▶ _Instruction_
Where a line of the listing below includes the word "this", reproduce that line.

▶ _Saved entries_
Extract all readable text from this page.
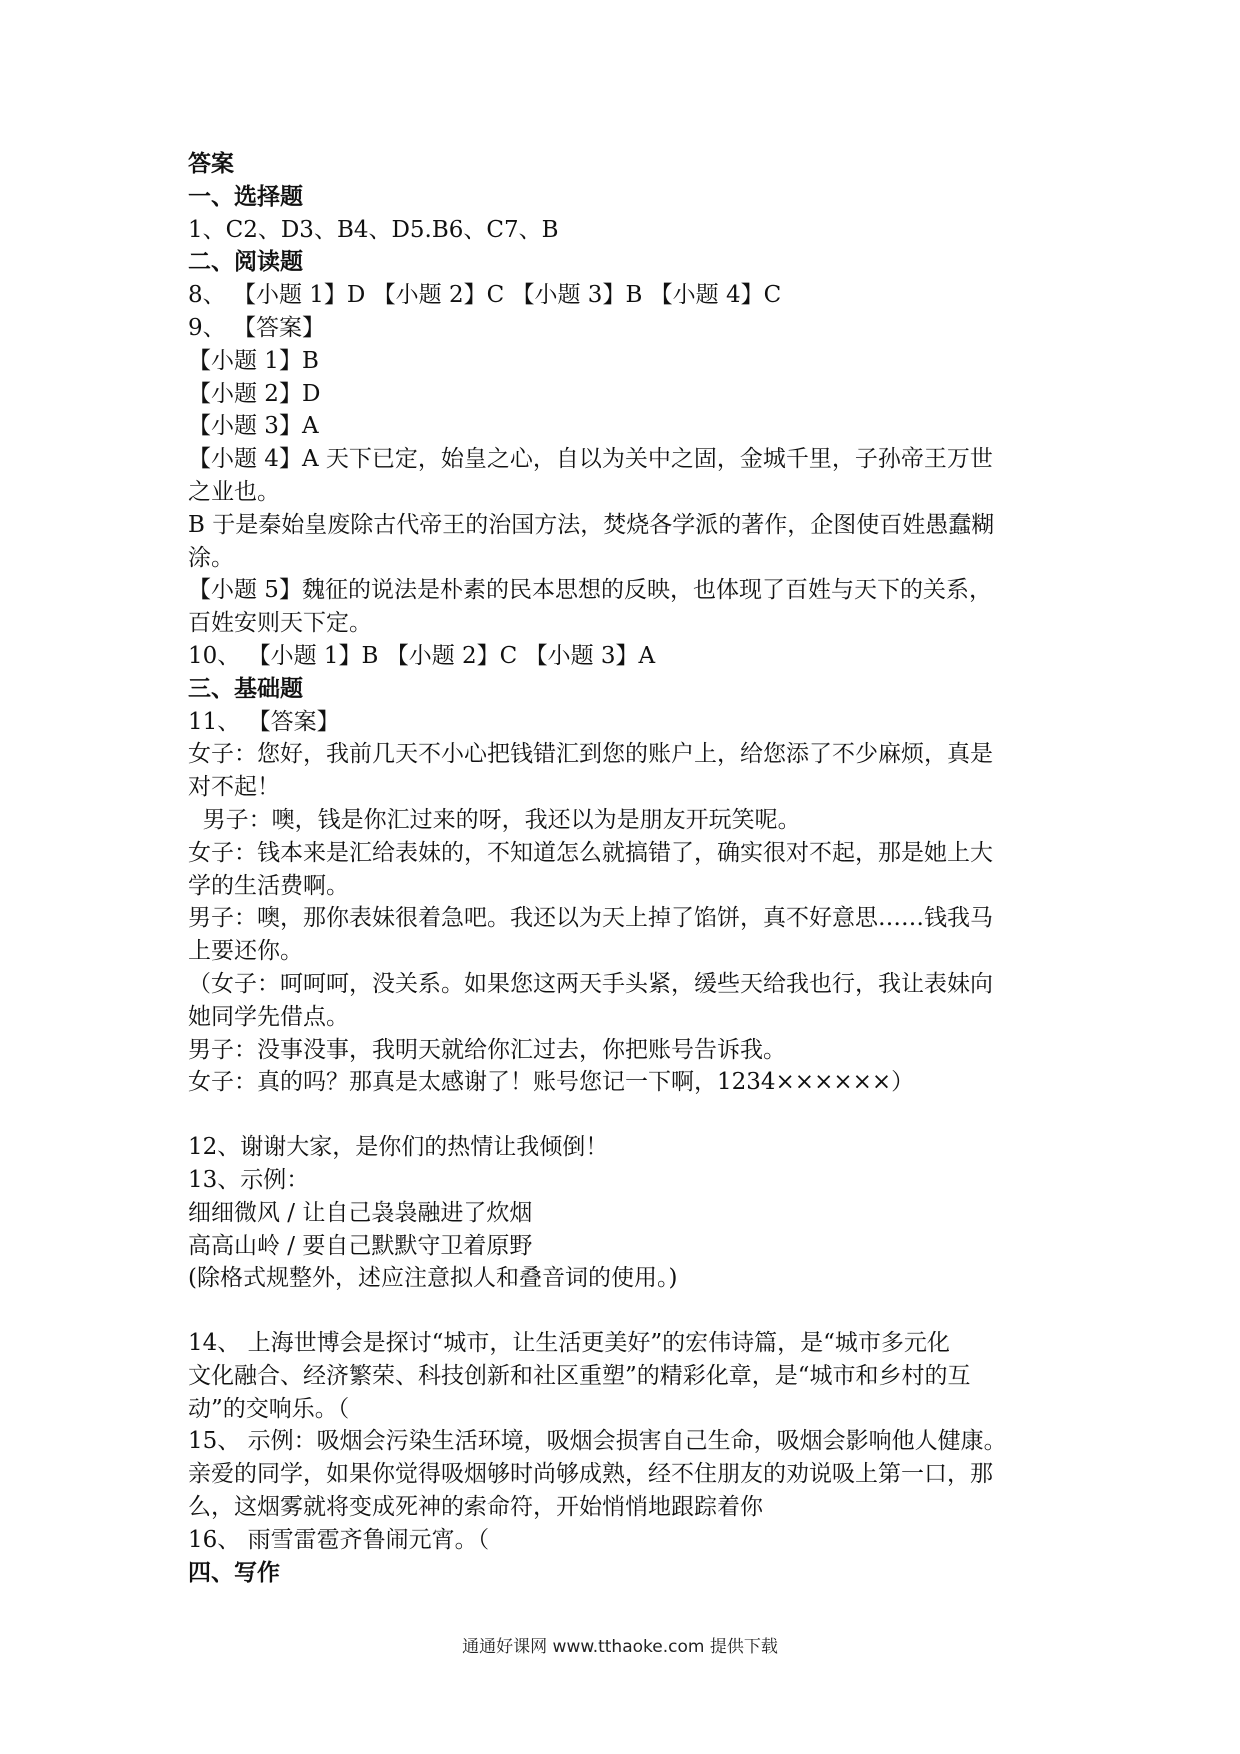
答案
一、选择题
1、C2、D3、B4、D5.B6、C7、B
二、阅读题
8、 【小题 1】D 【小题 2】C 【小题 3】B 【小题 4】C
9、 【答案】
【小题 1】B
【小题 2】D
【小题 3】A
【小题 4】A 天下已定，始皇之心，自以为关中之固，金城千里，子孙帝王万世
之业也。
B 于是秦始皇废除古代帝王的治国方法，焚烧各学派的著作，企图使百姓愚蠢糊
涂。
【小题 5】魏征的说法是朴素的民本思想的反映，也体现了百姓与天下的关系，
百姓安则天下定。
10、 【小题 1】B 【小题 2】C 【小题 3】A
三、基础题
11、 【答案】
女子：您好，我前几天不小心把钱错汇到您的账户上，给您添了不少麻烦，真是
对不起！
男子：噢，钱是你汇过来的呀，我还以为是朋友开玩笑呢。
女子：钱本来是汇给表妹的，不知道怎么就搞错了，确实很对不起，那是她上大
学的生活费啊。
男子：噢，那你表妹很着急吧。我还以为天上掉了馅饼，真不好意思……钱我马
上要还你。
（女子：呵呵呵，没关系。如果您这两天手头紧，缓些天给我也行，我让表妹向
她同学先借点。
男子：没事没事，我明天就给你汇过去，你把账号告诉我。
女子：真的吗？那真是太感谢了！账号您记一下啊，1234××××××）
12、谢谢大家，是你们的热情让我倾倒！
13、示例：
细细微风 / 让自己袅袅融进了炊烟
高高山岭 / 要自己默默守卫着原野
(除格式规整外，述应注意拟人和叠音词的使用。)
14、 上海世博会是探讨“城市，让生活更美好”的宏伟诗篇，是“城市多元化
文化融合、经济繁荣、科技创新和社区重塑”的精彩化章，是“城市和乡村的互
动”的交响乐。（
15、 示例：吸烟会污染生活环境，吸烟会损害自己生命，吸烟会影响他人健康。
亲爱的同学，如果你觉得吸烟够时尚够成熟，经不住朋友的劝说吸上第一口，那
么，这烟雾就将变成死神的索命符，开始悄悄地跟踪着你
16、 雨雪雷雹齐鲁闹元宵。（
四、写作
通通好课网 www.tthaoke.com 提供下载
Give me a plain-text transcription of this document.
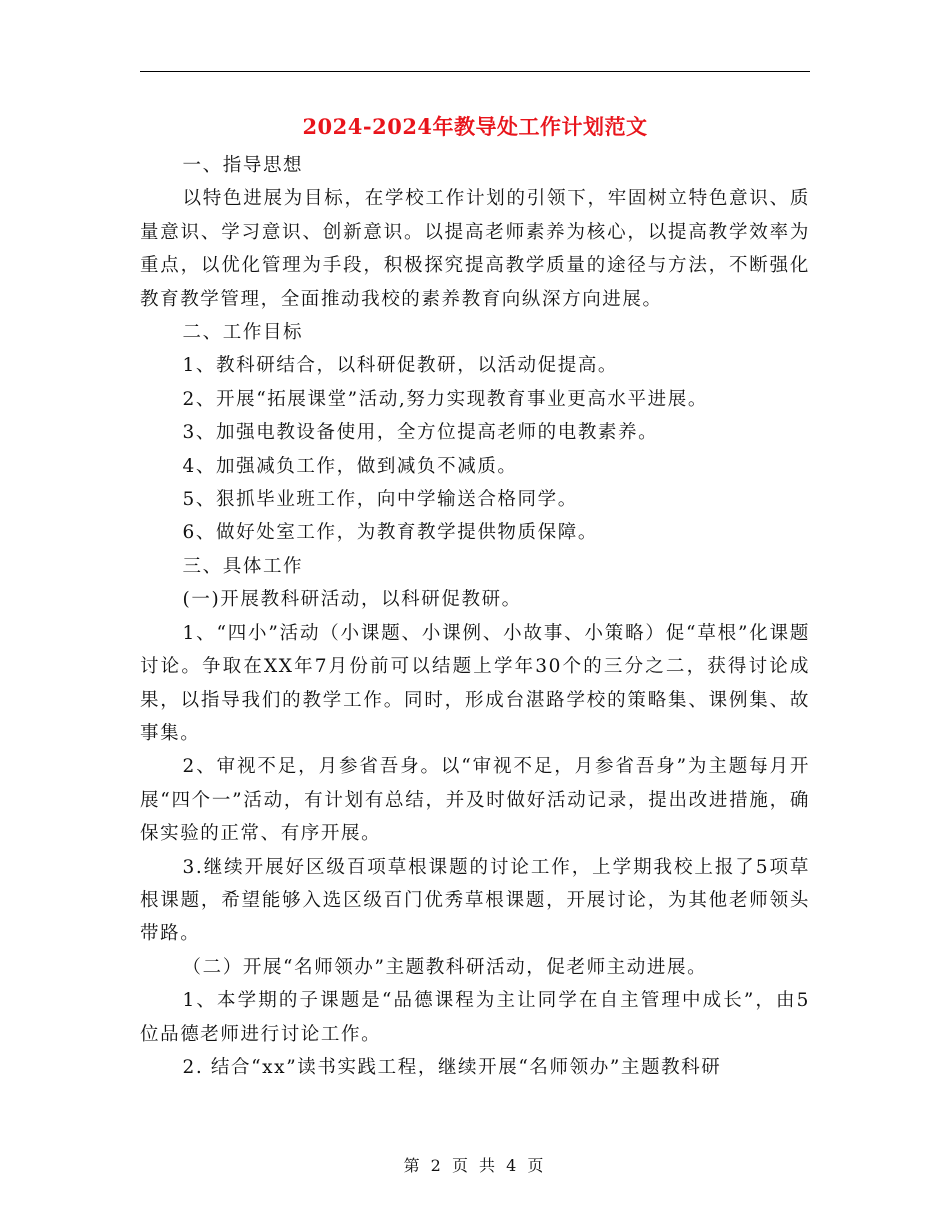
2024-2024年教导处工作计划范文

一、指导思想

以特色进展为目标，在学校工作计划的引领下，牢固树立特色意识、质量意识、学习意识、创新意识。以提高老师素养为核心，以提高教学效率为重点，以优化管理为手段，积极探究提高教学质量的途径与方法，不断强化教育教学管理，全面推动我校的素养教育向纵深方向进展。

二、工作目标

1、教科研结合，以科研促教研，以活动促提高。

2、开展“拓展课堂”活动,努力实现教育事业更高水平进展。

3、加强电教设备使用，全方位提高老师的电教素养。

4、加强减负工作，做到减负不减质。

5、狠抓毕业班工作，向中学输送合格同学。

6、做好处室工作，为教育教学提供物质保障。

三、具体工作

(一)开展教科研活动，以科研促教研。

1、“四小”活动（小课题、小课例、小故事、小策略）促“草根”化课题讨论。争取在XX年7月份前可以结题上学年30个的三分之二，获得讨论成果，以指导我们的教学工作。同时，形成台湛路学校的策略集、课例集、故事集。

2、审视不足，月参省吾身。以“审视不足，月参省吾身”为主题每月开展“四个一”活动，有计划有总结，并及时做好活动记录，提出改进措施，确保实验的正常、有序开展。

3.继续开展好区级百项草根课题的讨论工作，上学期我校上报了5项草根课题，希望能够入选区级百门优秀草根课题，开展讨论，为其他老师领头带路。

（二）开展“名师领办”主题教科研活动，促老师主动进展。

1、本学期的子课题是“品德课程为主让同学在自主管理中成长”，由5位品德老师进行讨论工作。

2. 结合“xx”读书实践工程，继续开展“名师领办”主题教科研

第 2 页 共 4 页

▶ _Written solution_
Extract all readable text from this page.
Give me a plain-text transcription of this document.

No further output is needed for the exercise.